(Stored data)
Start

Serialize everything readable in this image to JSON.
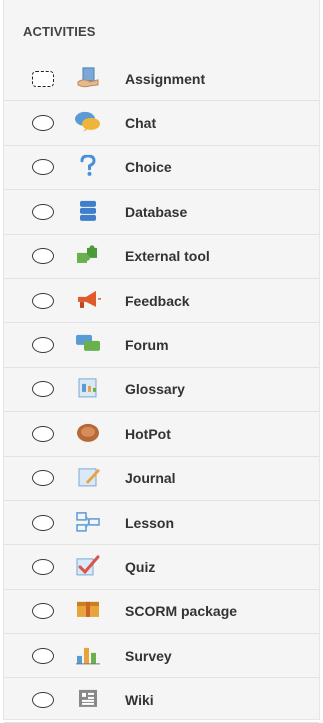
{
  "section": {
    "heading": "ACTIVITIES"
  },
  "activities": [
    {
      "label": "Assignment",
      "icon": "assignment-icon"
    },
    {
      "label": "Chat",
      "icon": "chat-icon"
    },
    {
      "label": "Choice",
      "icon": "question-icon"
    },
    {
      "label": "Database",
      "icon": "database-icon"
    },
    {
      "label": "External tool",
      "icon": "puzzle-icon"
    },
    {
      "label": "Feedback",
      "icon": "megaphone-icon"
    },
    {
      "label": "Forum",
      "icon": "forum-icon"
    },
    {
      "label": "Glossary",
      "icon": "glossary-icon"
    },
    {
      "label": "HotPot",
      "icon": "hotpot-icon"
    },
    {
      "label": "Journal",
      "icon": "journal-icon"
    },
    {
      "label": "Lesson",
      "icon": "lesson-icon"
    },
    {
      "label": "Quiz",
      "icon": "quiz-checkmark-icon"
    },
    {
      "label": "SCORM package",
      "icon": "package-icon"
    },
    {
      "label": "Survey",
      "icon": "bar-chart-icon"
    },
    {
      "label": "Wiki",
      "icon": "wiki-icon"
    }
  ]
}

End

• [Exercise directions]
Write the entries above out in full, exactly, with no images.

• [Solved problem]
Serialize everything readable in this image to JSON.
{
  "section": {
    "heading": "ACTIVITIES"
  },
  "activities": [
    {
      "label": "Assignment",
      "icon": "assignment-icon"
    },
    {
      "label": "Chat",
      "icon": "chat-icon"
    },
    {
      "label": "Choice",
      "icon": "question-icon"
    },
    {
      "label": "Database",
      "icon": "database-icon"
    },
    {
      "label": "External tool",
      "icon": "puzzle-icon"
    },
    {
      "label": "Feedback",
      "icon": "megaphone-icon"
    },
    {
      "label": "Forum",
      "icon": "forum-icon"
    },
    {
      "label": "Glossary",
      "icon": "glossary-icon"
    },
    {
      "label": "HotPot",
      "icon": "hotpot-icon"
    },
    {
      "label": "Journal",
      "icon": "journal-icon"
    },
    {
      "label": "Lesson",
      "icon": "lesson-icon"
    },
    {
      "label": "Quiz",
      "icon": "quiz-checkmark-icon"
    },
    {
      "label": "SCORM package",
      "icon": "package-icon"
    },
    {
      "label": "Survey",
      "icon": "bar-chart-icon"
    },
    {
      "label": "Wiki",
      "icon": "wiki-icon"
    }
  ]
}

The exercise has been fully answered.